— START EXTRACTED ENTRIES —

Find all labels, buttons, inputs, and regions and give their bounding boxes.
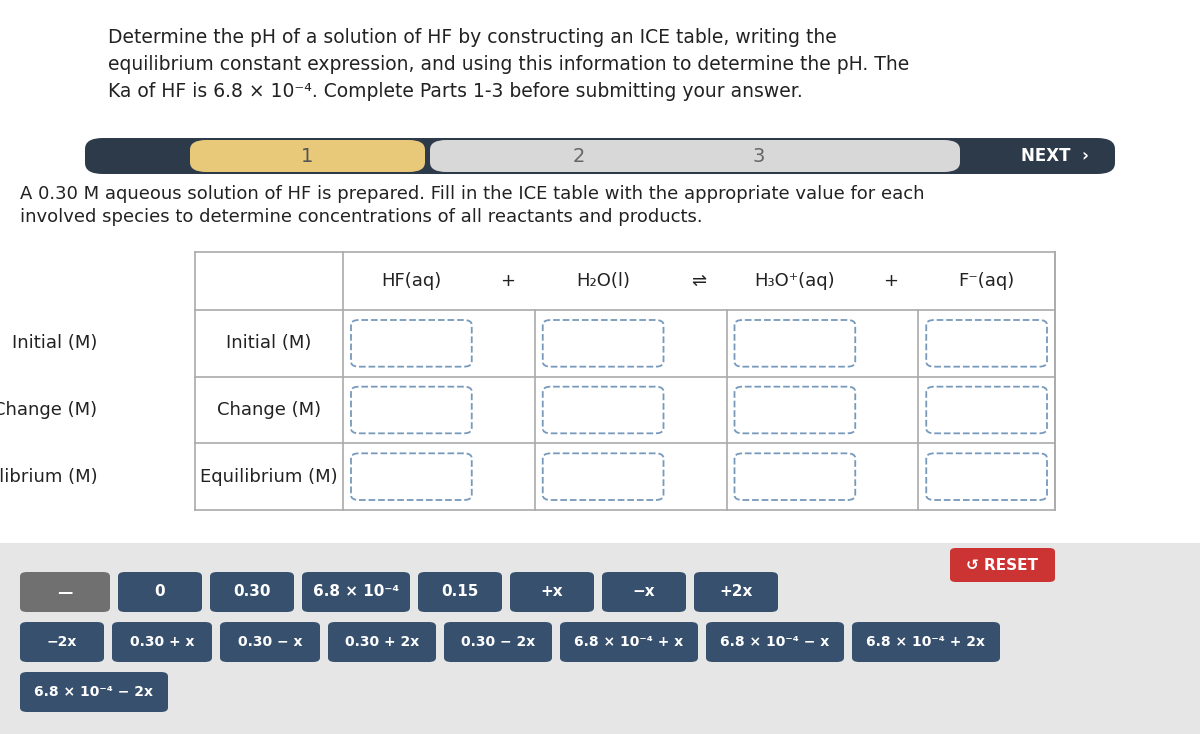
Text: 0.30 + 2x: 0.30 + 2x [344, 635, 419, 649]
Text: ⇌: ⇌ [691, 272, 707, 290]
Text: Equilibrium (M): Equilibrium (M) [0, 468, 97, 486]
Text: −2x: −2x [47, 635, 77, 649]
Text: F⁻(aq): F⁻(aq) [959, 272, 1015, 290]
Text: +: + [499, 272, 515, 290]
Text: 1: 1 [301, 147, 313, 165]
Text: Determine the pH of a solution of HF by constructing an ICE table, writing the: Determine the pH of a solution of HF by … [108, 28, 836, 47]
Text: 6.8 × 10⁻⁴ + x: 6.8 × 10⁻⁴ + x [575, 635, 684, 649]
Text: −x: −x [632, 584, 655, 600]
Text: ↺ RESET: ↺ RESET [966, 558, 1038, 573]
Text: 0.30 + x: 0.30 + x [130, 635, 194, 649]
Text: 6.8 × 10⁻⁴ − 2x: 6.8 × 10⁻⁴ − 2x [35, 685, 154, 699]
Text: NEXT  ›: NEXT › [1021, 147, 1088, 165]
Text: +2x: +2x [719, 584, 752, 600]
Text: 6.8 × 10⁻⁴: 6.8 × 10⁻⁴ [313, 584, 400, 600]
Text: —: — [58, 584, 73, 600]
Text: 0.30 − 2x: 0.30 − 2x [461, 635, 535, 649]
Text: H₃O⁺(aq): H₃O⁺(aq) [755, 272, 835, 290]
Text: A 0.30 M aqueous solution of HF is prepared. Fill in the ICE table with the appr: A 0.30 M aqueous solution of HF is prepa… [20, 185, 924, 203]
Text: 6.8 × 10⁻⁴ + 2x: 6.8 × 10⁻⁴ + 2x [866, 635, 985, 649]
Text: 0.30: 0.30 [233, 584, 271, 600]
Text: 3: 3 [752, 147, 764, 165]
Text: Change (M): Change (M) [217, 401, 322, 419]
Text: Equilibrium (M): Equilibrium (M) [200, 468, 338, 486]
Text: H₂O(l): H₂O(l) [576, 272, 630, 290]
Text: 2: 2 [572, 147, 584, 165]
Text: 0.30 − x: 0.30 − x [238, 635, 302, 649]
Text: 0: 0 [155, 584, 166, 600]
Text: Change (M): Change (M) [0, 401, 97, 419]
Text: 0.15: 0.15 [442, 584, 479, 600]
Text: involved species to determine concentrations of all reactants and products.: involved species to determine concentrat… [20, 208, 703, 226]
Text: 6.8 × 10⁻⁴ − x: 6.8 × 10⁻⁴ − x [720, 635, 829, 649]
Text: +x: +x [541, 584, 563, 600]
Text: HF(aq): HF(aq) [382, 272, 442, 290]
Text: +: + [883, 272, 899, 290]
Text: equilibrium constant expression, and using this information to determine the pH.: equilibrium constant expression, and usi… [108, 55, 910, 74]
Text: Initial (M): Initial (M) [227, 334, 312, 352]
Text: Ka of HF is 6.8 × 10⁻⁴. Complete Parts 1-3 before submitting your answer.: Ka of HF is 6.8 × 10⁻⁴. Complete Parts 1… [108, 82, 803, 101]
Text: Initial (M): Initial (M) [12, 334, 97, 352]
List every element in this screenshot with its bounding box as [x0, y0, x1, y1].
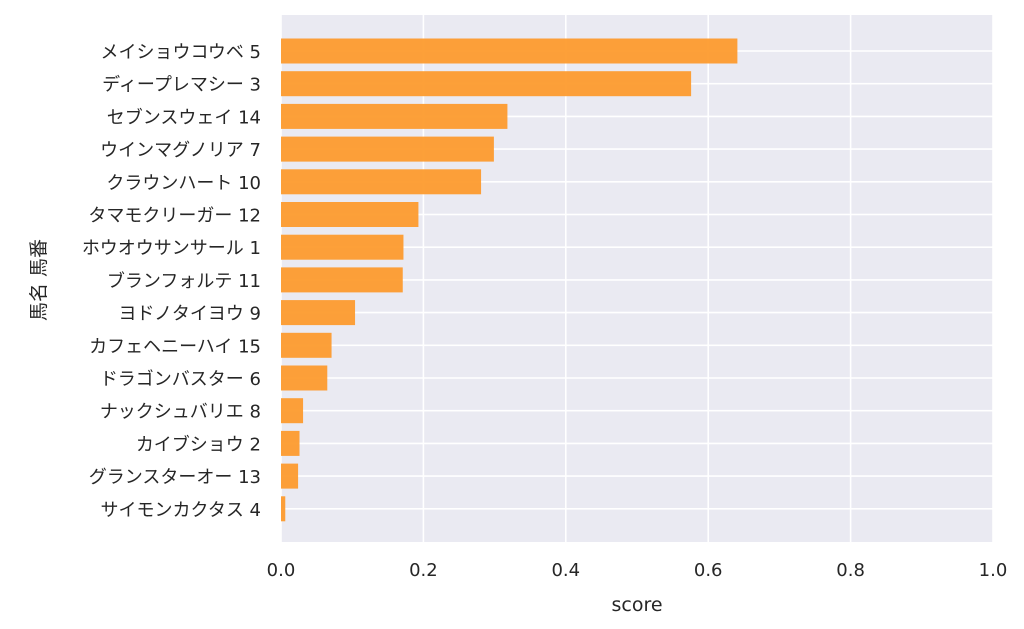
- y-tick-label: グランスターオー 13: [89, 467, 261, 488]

— END EXTRACTED ENTRIES —

= TASK =
Rewrite every line of the records above as a numbered list, skipping any blank lines and leaving out the pictures.

= RESPONSE =
1. Find all labels, buttons, inputs, and regions and give their bounding boxes.
2. Text: 0.30 + 2x: 0.30 + 2x [344, 635, 419, 649]
3. Text: ⇌: ⇌ [691, 272, 707, 290]
4. Text: Equilibrium (M): Equilibrium (M) [0, 468, 97, 486]
5. Text: −2x: −2x [47, 635, 77, 649]
6. Text: F⁻(aq): F⁻(aq) [959, 272, 1015, 290]
7. Text: +: + [499, 272, 515, 290]
8. Text: 1: 1 [301, 147, 313, 165]
9. Text: Determine the pH of a solution of HF by constructing an ICE table, writing the: Determine the pH of a solution of HF by … [108, 28, 836, 47]
10. Text: 6.8 × 10⁻⁴ + x: 6.8 × 10⁻⁴ + x [575, 635, 684, 649]
11. Text: −x: −x [632, 584, 655, 600]
12. Text: ↺ RESET: ↺ RESET [966, 558, 1038, 573]
13. Text: 0.30 + x: 0.30 + x [130, 635, 194, 649]
14. Text: 6.8 × 10⁻⁴ − 2x: 6.8 × 10⁻⁴ − 2x [35, 685, 154, 699]
15. Text: NEXT  ›: NEXT › [1021, 147, 1088, 165]
16. Text: +2x: +2x [719, 584, 752, 600]
17. Text: 6.8 × 10⁻⁴: 6.8 × 10⁻⁴ [313, 584, 400, 600]
18. Text: —: — [58, 584, 73, 600]
19. Text: 0.30 − 2x: 0.30 − 2x [461, 635, 535, 649]
20. Text: H₃O⁺(aq): H₃O⁺(aq) [755, 272, 835, 290]
21. Text: A 0.30 M aqueous solution of HF is prepared. Fill in the ICE table with the appr: A 0.30 M aqueous solution of HF is prepa… [20, 185, 924, 203]
22. Text: 6.8 × 10⁻⁴ + 2x: 6.8 × 10⁻⁴ + 2x [866, 635, 985, 649]
23. Text: 0.30: 0.30 [233, 584, 271, 600]
24. Text: 3: 3 [752, 147, 764, 165]
25. Text: Change (M): Change (M) [217, 401, 322, 419]
26. Text: Equilibrium (M): Equilibrium (M) [200, 468, 338, 486]
27. Text: H₂O(l): H₂O(l) [576, 272, 630, 290]
28. Text: 2: 2 [572, 147, 584, 165]
29. Text: 0.30 − x: 0.30 − x [238, 635, 302, 649]
30. Text: 0: 0 [155, 584, 166, 600]
31. Text: Change (M): Change (M) [0, 401, 97, 419]
32. Text: 0.15: 0.15 [442, 584, 479, 600]
33. Text: involved species to determine concentrations of all reactants and products.: involved species to determine concentrat… [20, 208, 703, 226]
34. Text: 6.8 × 10⁻⁴ − x: 6.8 × 10⁻⁴ − x [720, 635, 829, 649]
35. Text: +x: +x [541, 584, 563, 600]
36. Text: HF(aq): HF(aq) [382, 272, 442, 290]
37. Text: +: + [883, 272, 899, 290]
38. Text: equilibrium constant expression, and using this information to determine the pH.: equilibrium constant expression, and usi… [108, 55, 910, 74]
39. Text: Initial (M): Initial (M) [227, 334, 312, 352]
40. Text: Ka of HF is 6.8 × 10⁻⁴. Complete Parts 1-3 before submitting your answer.: Ka of HF is 6.8 × 10⁻⁴. Complete Parts 1… [108, 82, 803, 101]
41. Text: Initial (M): Initial (M) [12, 334, 97, 352]
42. List every element in this screenshot with its bounding box as [x0, y0, x1, y1].
43. - y-tick-label: グランスターオー 13: [89, 467, 261, 488]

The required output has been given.